### Consigne donnée 1
Résumez en deux phrases le passage retenu ci-dessous.
### Consigne donnée 2
Répondez aux questions suivantes à partir du passage retenu ci-dessous.
(a) Quel est le seul livre que la personne qui s'exprime a en permanence avec elle ?
(b) Quel argument Grégoire Solotareff et Christine avancent-ils pour écarter la reproduction d'images déjà parues ?
(c) À qui le Centre avait-il consacré sa toute première exposition ?
### Consigne donnée 3
Traduisez en anglais cette phrase du passage retenu ci-dessous : “L’illustration ne devrait pas « voler » au lecteur l’image qu’il doit pouvoir librement se faire.”

### Passage retenu
####

Il nous faut mener une politique d’édition rigoureuse (catalogues raisonnés, imagiers permettant de découvrir l’œuvre d’illustrateurs…), tant dans la conception que dans la réalisation des objets.

Je n’ai qu’un seul livre en permanence avec moi : Le monde à l’envers, d’Elisabeth Ivanovsky, édité justement par MeMo. Un livre précieux qui représente pour moi une parfaite rencontre de l’idée et de sa réalisation. Mon premier contact avec Christine Morault s’est fait peu de temps après l’exposition « Images d’Asie », au Centre, à l’occasion de la présentation de textes de la regrettée Lisa Bresner.

Le seul fait que Christine Morault ait choisi d’éditer un texte de Pascal Quignard était pour moi une invite à la confiance. Son catalogue est déjà un petit ouvrage qu’on garde jalousement. Je connaissais son goût pour la belle édition et la minutie apportée à la confection de chaque ouvrage.

C’est Grégoire Solotareff qui nous a présentées l’une à l’autre. C’est également lui qui a opéré…un choix d’images. Il voulait un parcours aléatoire pour le regard, même si le choix de chaque rencontre, de chaque vis-à-vis d’images était pensé, réfléchi, depuis la couverture et ce loup couleur « terre brûlée » jusqu’au « m’en fiche » des dernières pages. Grégoire Solotareff et Christine ont écarté l’idée de reproduire des images déjà parues dans les albums publiés. Le coût des droits, argumentaient-ils… Nous avons veillé à l’homogénéité de l’ensemble du volume et j’ai rédigé L’Histoire de l’Oiseau bleu, qui est, à la suite de la présentation de l’auteur, comme l’explicitation du sens donné à cette exposition.

L’exposition montrait à la fois les images publiées, puisque le plaisir du public était de retrouver Loulou, Mathieu ou Fifi bien entendu, mais aussi de découvrir les images de l’atelier de Grégoire Solotareff.

ED : Parlons maintenant d'Illustration. Comment définissez-vous ce terme ? Comment réagissez-vous lorsque des critiques parfois ne savent apprécier le travail des illustrateurs ? Nous entrons là dans le vif du sujet ! Pensez-vous que l'illustration contemporaine répond bien aux préoccupations sociales et politiques, aux états d'âme du moment ? L'Art doit-il être en prise directe sur une époque ?

L’enjeu, c’est l’image. Le terme d’illustration, qui est un nom d’action, engage déjà la contestation puisque, tel que nous l’utilisons ici, ce mot fait passer d’une pratique à un produit.

Pourquoi vouloir mettre en image ce que le texte suscite sans vouloir le dévoiler ? L’illustration ne devrait pas « voler » au lecteur l’image qu’il doit pouvoir librement se faire.

Je voudrais citer Elzbieta, à laquelle le Centre avait consacré sa toute première exposition. Dans L'enfance de l'art, en 2005, il faut relire ces quelques lignes : "L'album illustré est le conservatoire de l´imagerie narrative, de ses procédés et de ses styles. Là est un gisement fabuleux, accessible à tous où sont sauvegardés, sans exclusion ni rejets, bien vivants et à l'abri de l'oubli, nos manières d´organiser nos pensées, nos systèmes visuels, nos techniques picturales, autrement dit de vastes pans de notre culture.

####

### Données recueillies
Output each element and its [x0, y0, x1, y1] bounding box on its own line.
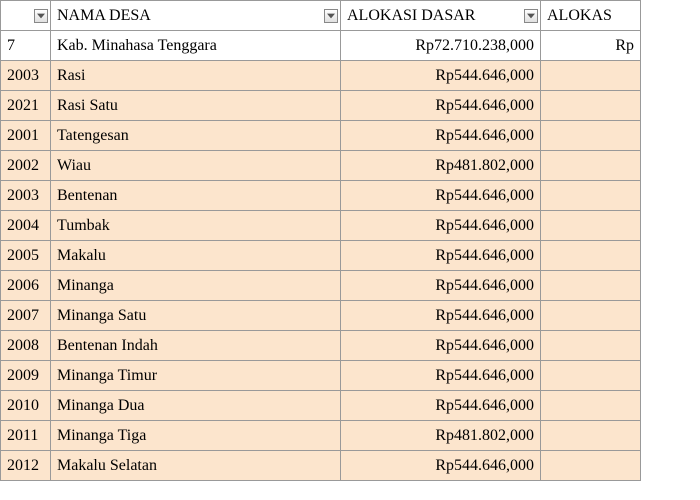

####

### Solution 1
Le passage évoque la réalisation, avec l'éditrice Christine Morault de MeMo, d'un volume lié à une exposition où le public retrouvait les images publiées de Grégoire Solotareff et découvrait celles de son atelier ; Solotareff y a lui-même opéré le choix des images. Sur l'illustration, le passage affirme que l'enjeu est l'image et que l'illustration ne devrait pas « voler » au lecteur l'image qu'il doit pouvoir librement se faire.

### Solution 2
(a) Le monde à l'envers, d'Elisabeth Ivanovsky, édité par MeMo.
(b) Le coût des droits.
(c) À Elzbieta.

### Solution 3
Illustration should not “steal” from the reader the image that they must be free to form for themselves.